Go through the entries below and collect each line with the string "трава" in it.

──────

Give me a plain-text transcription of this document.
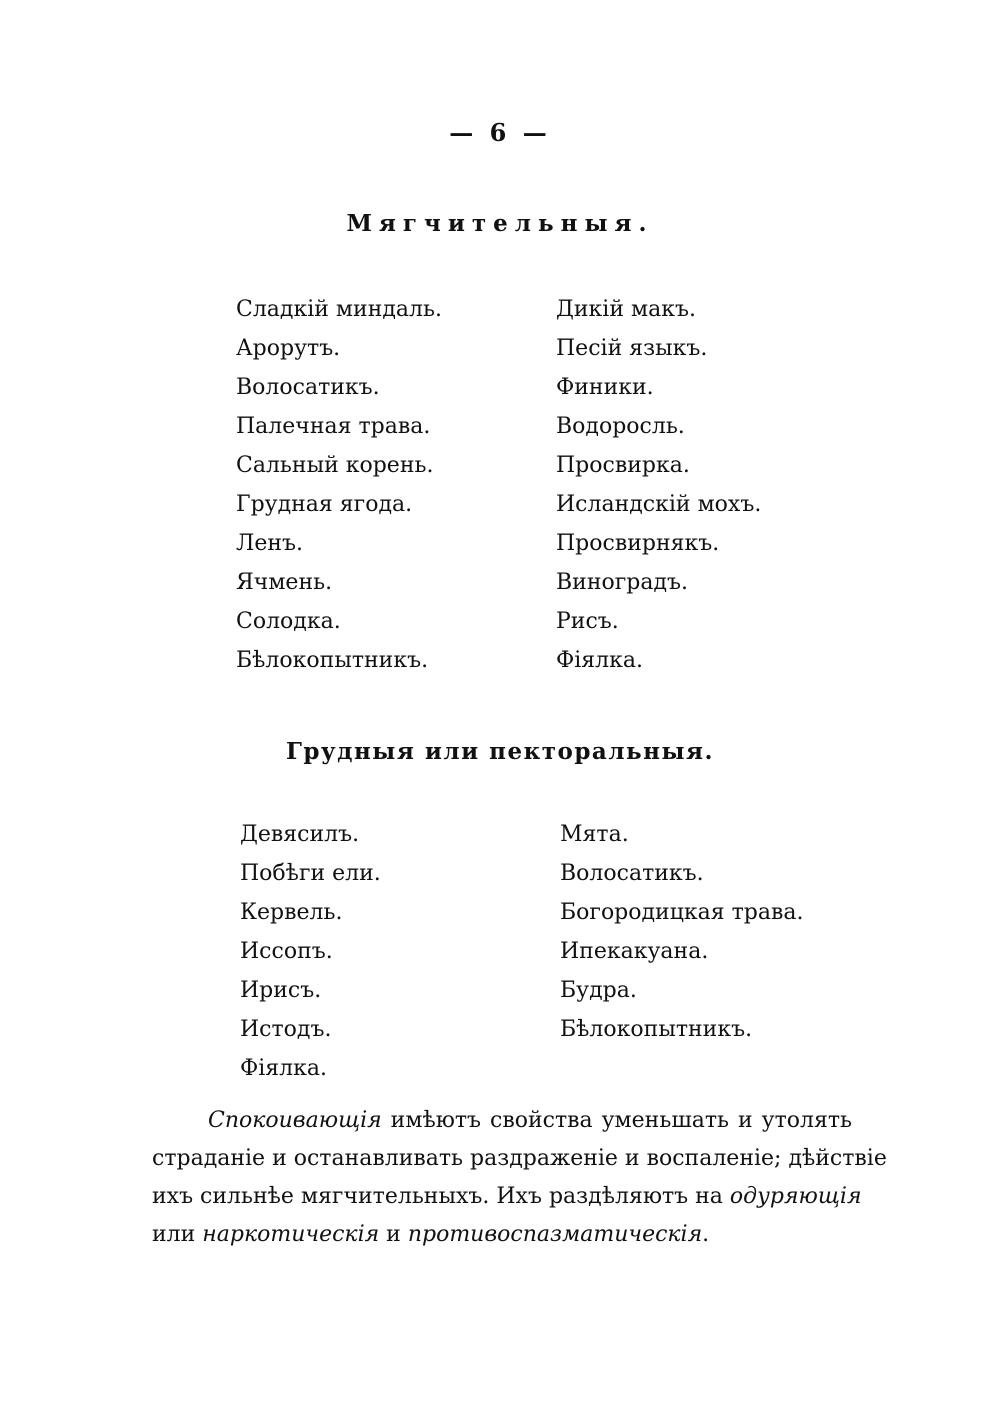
— 6 —
Мягчительныя.
Сладкій миндаль.
Арорутъ.
Волосатикъ.
Палечная трава.
Сальный корень.
Грудная ягода.
Ленъ.
Ячмень.
Солодка.
Бѣлокопытникъ.
Дикій макъ.
Песій языкъ.
Финики.
Водоросль.
Просвирка.
Исландскій мохъ.
Просвирнякъ.
Виноградъ.
Рисъ.
Фіялка.
Грудныя или пекторальныя.
Девясилъ.
Побѣги ели.
Кервель.
Иссопъ.
Ирисъ.
Истодъ.
Фіялка.
Мята.
Волосатикъ.
Богородицкая трава.
Ипекакуана.
Будра.
Бѣлокопытникъ.
Спокоивающія имѣютъ свойства уменьшать и утолять
страданіе и останавливать раздраженіе и воспаленіе; дѣйствіе
ихъ сильнѣе мягчительныхъ. Ихъ раздѣляютъ на одуряющія
или наркотическія и противоспазматическія.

──────

In response
Палечная трава.
Богородицкая трава.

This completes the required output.